From the material below, list every line containing "ylabel".

### RECORD EXCERPTS
>> START

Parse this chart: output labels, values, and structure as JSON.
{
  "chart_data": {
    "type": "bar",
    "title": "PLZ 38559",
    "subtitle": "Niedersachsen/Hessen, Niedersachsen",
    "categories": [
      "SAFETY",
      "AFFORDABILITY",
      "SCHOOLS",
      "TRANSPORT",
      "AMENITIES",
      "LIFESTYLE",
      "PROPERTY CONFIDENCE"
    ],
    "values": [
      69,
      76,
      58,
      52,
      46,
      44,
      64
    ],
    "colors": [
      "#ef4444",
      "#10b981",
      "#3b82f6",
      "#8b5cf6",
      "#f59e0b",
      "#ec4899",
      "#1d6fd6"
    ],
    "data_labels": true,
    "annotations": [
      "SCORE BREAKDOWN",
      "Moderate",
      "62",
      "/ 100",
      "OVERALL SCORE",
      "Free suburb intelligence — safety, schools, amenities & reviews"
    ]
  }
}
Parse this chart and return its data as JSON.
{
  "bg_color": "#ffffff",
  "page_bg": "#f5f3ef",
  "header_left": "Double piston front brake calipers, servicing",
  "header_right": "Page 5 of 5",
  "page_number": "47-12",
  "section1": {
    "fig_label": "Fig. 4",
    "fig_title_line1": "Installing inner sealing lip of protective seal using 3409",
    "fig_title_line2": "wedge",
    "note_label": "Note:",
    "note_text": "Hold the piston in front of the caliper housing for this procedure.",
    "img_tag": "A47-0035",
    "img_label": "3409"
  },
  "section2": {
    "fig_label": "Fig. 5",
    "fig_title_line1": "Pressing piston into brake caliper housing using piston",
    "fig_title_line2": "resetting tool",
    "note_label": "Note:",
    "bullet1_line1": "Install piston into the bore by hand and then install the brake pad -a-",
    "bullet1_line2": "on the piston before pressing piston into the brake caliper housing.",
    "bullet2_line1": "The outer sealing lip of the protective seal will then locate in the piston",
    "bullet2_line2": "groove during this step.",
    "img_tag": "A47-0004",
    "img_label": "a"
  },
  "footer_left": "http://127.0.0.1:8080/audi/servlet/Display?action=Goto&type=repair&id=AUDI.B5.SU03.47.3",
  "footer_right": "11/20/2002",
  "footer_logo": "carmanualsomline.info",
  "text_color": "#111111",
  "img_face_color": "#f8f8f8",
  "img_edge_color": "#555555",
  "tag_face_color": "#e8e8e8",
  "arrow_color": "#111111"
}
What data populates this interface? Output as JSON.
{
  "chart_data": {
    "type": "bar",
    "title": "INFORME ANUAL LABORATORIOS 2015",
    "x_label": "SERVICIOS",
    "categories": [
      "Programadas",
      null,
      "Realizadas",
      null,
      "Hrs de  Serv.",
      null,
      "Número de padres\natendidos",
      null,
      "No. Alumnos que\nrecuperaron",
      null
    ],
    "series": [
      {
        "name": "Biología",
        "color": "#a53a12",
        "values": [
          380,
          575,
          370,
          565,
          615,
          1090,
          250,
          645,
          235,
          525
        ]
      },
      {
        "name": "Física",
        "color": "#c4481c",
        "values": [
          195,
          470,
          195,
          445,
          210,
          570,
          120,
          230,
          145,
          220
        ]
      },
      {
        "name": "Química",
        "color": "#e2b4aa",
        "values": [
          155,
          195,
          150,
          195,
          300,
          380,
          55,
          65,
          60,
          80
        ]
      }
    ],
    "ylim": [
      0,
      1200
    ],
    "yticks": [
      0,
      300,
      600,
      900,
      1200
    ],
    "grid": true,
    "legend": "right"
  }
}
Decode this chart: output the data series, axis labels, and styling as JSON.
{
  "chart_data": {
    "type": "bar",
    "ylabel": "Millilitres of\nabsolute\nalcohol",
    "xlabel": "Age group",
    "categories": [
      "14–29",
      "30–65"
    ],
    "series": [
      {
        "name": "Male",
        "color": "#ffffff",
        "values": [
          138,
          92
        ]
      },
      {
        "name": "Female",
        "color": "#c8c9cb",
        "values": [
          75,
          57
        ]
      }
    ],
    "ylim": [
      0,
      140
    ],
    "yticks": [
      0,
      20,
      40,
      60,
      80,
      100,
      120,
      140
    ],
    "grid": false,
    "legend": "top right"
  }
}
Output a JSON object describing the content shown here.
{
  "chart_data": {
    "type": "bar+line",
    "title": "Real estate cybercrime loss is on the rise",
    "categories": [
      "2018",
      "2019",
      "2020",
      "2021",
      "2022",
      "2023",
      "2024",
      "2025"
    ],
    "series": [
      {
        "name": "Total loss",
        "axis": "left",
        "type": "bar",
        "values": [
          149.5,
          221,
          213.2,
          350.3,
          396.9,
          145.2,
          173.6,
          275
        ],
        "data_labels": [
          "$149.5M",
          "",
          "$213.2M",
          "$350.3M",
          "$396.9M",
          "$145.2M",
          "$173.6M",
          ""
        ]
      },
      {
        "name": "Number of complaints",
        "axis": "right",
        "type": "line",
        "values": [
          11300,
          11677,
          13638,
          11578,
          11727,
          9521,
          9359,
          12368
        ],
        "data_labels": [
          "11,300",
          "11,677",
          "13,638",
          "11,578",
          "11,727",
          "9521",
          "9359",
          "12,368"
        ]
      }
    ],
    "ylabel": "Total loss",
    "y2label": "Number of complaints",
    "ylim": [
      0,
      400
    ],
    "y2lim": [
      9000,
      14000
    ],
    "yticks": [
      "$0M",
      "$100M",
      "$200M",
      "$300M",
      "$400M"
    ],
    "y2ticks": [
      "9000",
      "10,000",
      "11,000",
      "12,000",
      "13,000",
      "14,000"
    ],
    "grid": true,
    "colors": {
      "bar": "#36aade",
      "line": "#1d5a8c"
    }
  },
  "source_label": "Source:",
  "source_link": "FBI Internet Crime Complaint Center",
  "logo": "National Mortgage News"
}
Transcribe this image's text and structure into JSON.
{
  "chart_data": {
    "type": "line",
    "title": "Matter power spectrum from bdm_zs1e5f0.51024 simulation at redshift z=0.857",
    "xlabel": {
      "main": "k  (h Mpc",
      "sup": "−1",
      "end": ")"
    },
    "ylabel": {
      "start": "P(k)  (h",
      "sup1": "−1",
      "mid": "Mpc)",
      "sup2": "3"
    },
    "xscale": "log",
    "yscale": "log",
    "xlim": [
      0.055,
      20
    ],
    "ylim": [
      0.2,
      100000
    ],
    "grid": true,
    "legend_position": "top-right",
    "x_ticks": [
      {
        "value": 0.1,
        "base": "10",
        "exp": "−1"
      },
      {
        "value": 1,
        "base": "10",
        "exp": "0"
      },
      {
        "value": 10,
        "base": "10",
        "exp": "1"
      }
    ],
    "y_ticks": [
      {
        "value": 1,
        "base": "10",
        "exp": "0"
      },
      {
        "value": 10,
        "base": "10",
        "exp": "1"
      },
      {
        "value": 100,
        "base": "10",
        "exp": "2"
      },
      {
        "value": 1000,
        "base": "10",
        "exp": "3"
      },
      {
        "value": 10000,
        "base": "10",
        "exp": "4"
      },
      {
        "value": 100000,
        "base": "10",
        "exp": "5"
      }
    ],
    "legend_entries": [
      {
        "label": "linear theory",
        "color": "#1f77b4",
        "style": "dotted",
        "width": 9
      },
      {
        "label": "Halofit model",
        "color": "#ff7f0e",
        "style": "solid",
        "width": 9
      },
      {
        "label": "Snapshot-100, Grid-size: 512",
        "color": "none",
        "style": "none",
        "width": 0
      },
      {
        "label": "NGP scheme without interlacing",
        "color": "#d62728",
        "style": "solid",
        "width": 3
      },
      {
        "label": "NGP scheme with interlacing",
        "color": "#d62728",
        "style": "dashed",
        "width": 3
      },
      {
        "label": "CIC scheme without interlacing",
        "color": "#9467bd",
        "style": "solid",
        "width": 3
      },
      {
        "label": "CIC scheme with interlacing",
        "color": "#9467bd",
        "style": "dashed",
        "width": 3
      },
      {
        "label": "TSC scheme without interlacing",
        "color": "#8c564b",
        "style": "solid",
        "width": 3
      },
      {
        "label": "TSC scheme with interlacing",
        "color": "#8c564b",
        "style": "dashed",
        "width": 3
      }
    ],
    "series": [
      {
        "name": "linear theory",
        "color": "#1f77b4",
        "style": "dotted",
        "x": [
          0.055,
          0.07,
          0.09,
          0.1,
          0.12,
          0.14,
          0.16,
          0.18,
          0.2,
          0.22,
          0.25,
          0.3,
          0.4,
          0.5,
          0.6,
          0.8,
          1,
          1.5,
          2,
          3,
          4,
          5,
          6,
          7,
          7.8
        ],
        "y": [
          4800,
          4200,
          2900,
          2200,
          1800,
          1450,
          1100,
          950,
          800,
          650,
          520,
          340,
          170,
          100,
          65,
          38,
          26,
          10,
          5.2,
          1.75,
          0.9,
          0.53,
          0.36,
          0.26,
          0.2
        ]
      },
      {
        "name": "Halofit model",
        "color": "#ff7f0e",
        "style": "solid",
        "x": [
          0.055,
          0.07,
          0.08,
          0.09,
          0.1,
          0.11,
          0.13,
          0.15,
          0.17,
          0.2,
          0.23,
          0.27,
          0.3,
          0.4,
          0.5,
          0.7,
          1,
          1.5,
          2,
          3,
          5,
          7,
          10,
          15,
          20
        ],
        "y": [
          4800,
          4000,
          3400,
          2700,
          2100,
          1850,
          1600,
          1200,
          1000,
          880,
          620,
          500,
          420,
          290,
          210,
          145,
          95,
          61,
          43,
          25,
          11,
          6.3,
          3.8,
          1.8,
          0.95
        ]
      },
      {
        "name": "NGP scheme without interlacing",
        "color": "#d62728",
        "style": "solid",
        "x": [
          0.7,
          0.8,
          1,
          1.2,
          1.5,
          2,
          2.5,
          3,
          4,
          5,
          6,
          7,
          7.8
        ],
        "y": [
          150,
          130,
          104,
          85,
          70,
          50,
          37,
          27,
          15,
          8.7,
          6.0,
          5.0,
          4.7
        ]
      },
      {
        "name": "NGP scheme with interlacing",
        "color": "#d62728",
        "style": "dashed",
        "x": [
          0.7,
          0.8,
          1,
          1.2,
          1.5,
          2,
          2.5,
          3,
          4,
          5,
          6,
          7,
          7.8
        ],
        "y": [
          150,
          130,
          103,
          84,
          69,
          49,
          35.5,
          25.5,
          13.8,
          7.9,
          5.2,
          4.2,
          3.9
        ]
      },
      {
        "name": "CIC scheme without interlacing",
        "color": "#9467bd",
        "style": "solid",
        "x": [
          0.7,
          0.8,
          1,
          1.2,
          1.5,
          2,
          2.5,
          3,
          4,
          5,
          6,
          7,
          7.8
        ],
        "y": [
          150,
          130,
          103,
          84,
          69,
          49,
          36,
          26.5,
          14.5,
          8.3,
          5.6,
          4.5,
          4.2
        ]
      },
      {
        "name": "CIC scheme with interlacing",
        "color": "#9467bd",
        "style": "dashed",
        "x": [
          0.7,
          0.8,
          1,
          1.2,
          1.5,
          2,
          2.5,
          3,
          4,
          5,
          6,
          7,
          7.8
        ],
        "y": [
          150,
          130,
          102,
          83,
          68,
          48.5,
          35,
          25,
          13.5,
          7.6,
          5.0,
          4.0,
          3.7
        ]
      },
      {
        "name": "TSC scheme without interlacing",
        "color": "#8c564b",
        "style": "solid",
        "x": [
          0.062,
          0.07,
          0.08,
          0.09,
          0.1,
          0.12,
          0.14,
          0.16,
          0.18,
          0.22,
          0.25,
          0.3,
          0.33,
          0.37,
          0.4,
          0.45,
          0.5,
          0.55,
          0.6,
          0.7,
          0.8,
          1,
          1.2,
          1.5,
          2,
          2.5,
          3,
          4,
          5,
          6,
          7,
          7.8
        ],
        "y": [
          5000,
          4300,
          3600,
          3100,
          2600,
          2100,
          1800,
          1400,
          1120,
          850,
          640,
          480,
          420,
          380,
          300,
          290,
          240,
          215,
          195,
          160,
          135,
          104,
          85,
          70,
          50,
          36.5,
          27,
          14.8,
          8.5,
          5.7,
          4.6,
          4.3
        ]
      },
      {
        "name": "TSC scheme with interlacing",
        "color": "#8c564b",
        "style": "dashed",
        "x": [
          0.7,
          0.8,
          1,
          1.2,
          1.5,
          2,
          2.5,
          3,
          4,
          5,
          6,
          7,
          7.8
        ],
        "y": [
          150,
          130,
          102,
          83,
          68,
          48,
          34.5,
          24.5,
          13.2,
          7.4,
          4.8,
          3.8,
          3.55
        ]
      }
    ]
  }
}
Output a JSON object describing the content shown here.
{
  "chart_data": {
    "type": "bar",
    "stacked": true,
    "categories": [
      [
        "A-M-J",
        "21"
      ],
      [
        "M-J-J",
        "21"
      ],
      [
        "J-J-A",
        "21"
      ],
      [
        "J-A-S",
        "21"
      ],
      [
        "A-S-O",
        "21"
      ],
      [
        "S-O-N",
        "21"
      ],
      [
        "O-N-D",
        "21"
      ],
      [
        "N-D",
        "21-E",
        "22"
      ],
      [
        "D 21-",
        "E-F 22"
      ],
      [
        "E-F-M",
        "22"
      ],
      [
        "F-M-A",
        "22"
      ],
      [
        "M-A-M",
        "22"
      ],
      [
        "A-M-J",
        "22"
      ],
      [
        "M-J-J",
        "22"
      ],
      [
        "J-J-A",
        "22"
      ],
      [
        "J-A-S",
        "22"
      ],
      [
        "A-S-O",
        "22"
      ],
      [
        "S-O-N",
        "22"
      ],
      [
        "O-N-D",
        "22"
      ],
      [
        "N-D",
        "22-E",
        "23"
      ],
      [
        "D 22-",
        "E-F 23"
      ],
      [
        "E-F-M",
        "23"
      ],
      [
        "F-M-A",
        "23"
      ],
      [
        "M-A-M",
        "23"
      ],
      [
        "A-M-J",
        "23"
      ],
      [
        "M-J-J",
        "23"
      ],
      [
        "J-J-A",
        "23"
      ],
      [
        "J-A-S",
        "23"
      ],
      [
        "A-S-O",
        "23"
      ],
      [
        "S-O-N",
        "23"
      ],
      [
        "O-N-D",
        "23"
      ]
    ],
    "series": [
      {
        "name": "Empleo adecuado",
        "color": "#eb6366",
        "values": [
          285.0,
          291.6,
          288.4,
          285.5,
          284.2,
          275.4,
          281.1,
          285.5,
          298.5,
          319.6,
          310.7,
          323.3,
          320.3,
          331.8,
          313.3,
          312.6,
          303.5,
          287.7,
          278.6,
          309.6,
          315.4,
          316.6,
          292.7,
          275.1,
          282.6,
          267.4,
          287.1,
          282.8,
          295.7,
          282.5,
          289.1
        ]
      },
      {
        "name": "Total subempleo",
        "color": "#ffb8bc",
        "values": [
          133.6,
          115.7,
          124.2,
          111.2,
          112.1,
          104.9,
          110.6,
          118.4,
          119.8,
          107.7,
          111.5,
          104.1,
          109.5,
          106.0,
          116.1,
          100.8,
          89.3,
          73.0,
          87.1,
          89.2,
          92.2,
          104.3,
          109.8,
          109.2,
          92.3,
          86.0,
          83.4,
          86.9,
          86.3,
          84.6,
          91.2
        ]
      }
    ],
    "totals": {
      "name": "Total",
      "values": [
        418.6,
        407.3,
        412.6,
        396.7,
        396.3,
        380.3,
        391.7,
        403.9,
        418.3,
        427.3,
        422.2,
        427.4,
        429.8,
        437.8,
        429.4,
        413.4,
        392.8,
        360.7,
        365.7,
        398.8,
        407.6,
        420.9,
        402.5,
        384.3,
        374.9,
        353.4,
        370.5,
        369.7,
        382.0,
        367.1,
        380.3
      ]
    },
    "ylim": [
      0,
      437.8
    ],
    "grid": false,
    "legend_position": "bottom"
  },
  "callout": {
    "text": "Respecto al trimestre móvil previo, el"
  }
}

>> END

### RESULT FOR THIS EXERCISE
    "ylabel": "Millilitres of\nabsolute\nalcohol",
    "ylabel": "Total loss",
    "ylabel": {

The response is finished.